Exercise task: Copy the rows below, swapping every "Patent image size" for "Figure dimensions" and leaving everything else unchanged.
-=-=-
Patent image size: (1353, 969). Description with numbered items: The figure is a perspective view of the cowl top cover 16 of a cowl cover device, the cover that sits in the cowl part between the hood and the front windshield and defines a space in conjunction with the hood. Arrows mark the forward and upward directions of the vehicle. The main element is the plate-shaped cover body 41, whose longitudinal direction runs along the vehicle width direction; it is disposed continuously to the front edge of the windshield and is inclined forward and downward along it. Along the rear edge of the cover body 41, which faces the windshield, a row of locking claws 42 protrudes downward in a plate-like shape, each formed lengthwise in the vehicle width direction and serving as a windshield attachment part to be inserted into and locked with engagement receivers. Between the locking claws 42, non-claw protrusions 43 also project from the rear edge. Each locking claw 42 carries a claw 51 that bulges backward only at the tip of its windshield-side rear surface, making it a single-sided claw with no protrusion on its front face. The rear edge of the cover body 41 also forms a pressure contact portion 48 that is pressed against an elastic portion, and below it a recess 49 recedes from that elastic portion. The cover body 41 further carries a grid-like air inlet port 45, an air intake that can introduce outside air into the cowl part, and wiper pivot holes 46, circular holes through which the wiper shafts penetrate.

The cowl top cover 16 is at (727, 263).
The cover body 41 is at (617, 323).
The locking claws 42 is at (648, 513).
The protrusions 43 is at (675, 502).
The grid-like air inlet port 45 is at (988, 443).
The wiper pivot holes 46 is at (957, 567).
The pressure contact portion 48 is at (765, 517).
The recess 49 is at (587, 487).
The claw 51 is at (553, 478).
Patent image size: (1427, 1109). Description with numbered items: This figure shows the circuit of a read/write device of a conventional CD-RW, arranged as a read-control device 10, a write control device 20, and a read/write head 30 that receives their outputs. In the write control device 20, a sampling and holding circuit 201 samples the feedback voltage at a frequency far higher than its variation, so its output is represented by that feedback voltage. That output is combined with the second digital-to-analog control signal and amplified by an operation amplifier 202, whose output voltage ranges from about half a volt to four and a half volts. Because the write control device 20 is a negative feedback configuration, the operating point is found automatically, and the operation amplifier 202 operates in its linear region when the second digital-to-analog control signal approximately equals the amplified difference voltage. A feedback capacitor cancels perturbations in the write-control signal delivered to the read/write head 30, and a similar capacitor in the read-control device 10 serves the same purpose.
-=-=-
Correct output:
Figure dimensions: (1353, 969). Description with numbered items: The figure is a perspective view of the cowl top cover 16 of a cowl cover device, the cover that sits in the cowl part between the hood and the front windshield and defines a space in conjunction with the hood. Arrows mark the forward and upward directions of the vehicle. The main element is the plate-shaped cover body 41, whose longitudinal direction runs along the vehicle width direction; it is disposed continuously to the front edge of the windshield and is inclined forward and downward along it. Along the rear edge of the cover body 41, which faces the windshield, a row of locking claws 42 protrudes downward in a plate-like shape, each formed lengthwise in the vehicle width direction and serving as a windshield attachment part to be inserted into and locked with engagement receivers. Between the locking claws 42, non-claw protrusions 43 also project from the rear edge. Each locking claw 42 carries a claw 51 that bulges backward only at the tip of its windshield-side rear surface, making it a single-sided claw with no protrusion on its front face. The rear edge of the cover body 41 also forms a pressure contact portion 48 that is pressed against an elastic portion, and below it a recess 49 recedes from that elastic portion. The cover body 41 further carries a grid-like air inlet port 45, an air intake that can introduce outside air into the cowl part, and wiper pivot holes 46, circular holes through which the wiper shafts penetrate.

The cowl top cover 16 is at (727, 263).
The cover body 41 is at (617, 323).
The locking claws 42 is at (648, 513).
The protrusions 43 is at (675, 502).
The grid-like air inlet port 45 is at (988, 443).
The wiper pivot holes 46 is at (957, 567).
The pressure contact portion 48 is at (765, 517).
The recess 49 is at (587, 487).
The claw 51 is at (553, 478).
Figure dimensions: (1427, 1109). Description with numbered items: This figure shows the circuit of a read/write device of a conventional CD-RW, arranged as a read-control device 10, a write control device 20, and a read/write head 30 that receives their outputs. In the write control device 20, a sampling and holding circuit 201 samples the feedback voltage at a frequency far higher than its variation, so its output is represented by that feedback voltage. That output is combined with the second digital-to-analog control signal and amplified by an operation amplifier 202, whose output voltage ranges from about half a volt to four and a half volts. Because the write control device 20 is a negative feedback configuration, the operating point is found automatically, and the operation amplifier 202 operates in its linear region when the second digital-to-analog control signal approximately equals the amplified difference voltage. A feedback capacitor cancels perturbations in the write-control signal delivered to the read/write head 30, and a similar capacitor in the read-control device 10 serves the same purpose.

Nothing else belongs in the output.